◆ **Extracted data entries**
■ ■ ■ ■ ■

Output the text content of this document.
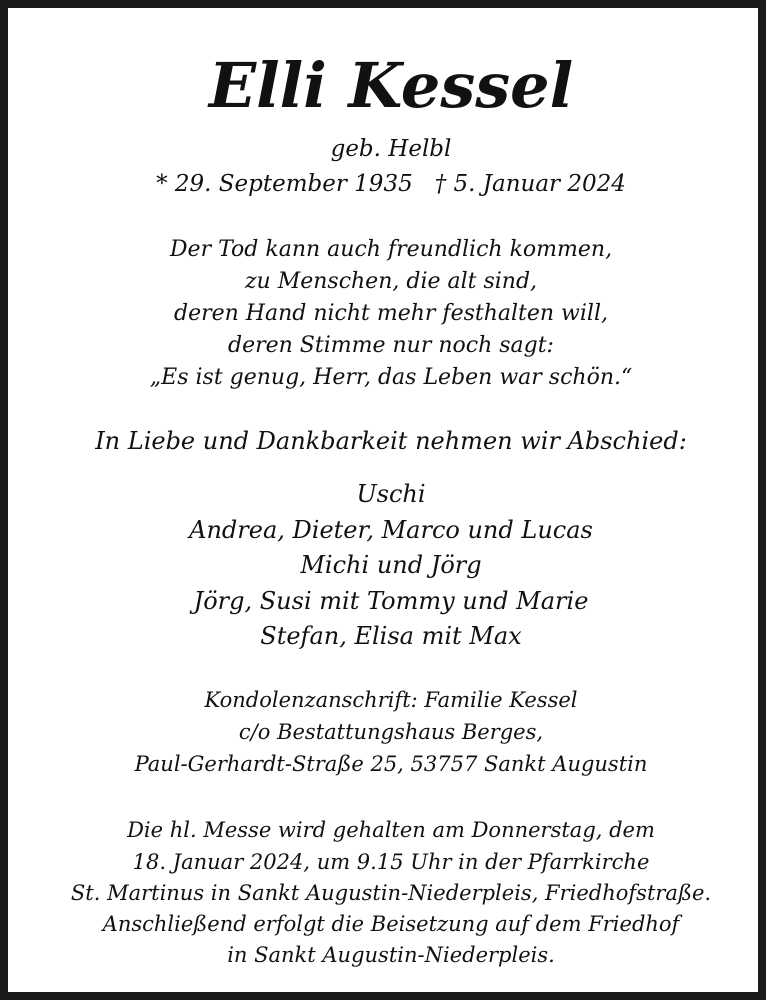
Elli Kessel
geb. Helbl
* 29. September 1935 † 5. Januar 2024
Der Tod kann auch freundlich kommen,
zu Menschen, die alt sind,
deren Hand nicht mehr festhalten will,
deren Stimme nur noch sagt:
„Es ist genug, Herr, das Leben war schön.“
In Liebe und Dankbarkeit nehmen wir Abschied:
Uschi
Andrea, Dieter, Marco und Lucas
Michi und Jörg
Jörg, Susi mit Tommy und Marie
Stefan, Elisa mit Max
Kondolenzanschrift: Familie Kessel
c/o Bestattungshaus Berges,
Paul-Gerhardt-Straße 25, 53757 Sankt Augustin
Die hl. Messe wird gehalten am Donnerstag, dem
18. Januar 2024, um 9.15 Uhr in der Pfarrkirche
St. Martinus in Sankt Augustin-Niederpleis, Friedhofstraße.
Anschließend erfolgt die Beisetzung auf dem Friedhof
in Sankt Augustin-Niederpleis.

■ ■ ■ ■ ■

◆ **Directions for this task**
Collect the complete line wherever the string "Sankt" appears in the records.

◆ **Response to this task**
Paul-Gerhardt-Straße 25, 53757 Sankt Augustin
St. Martinus in Sankt Augustin-Niederpleis, Friedhofstraße.
in Sankt Augustin-Niederpleis.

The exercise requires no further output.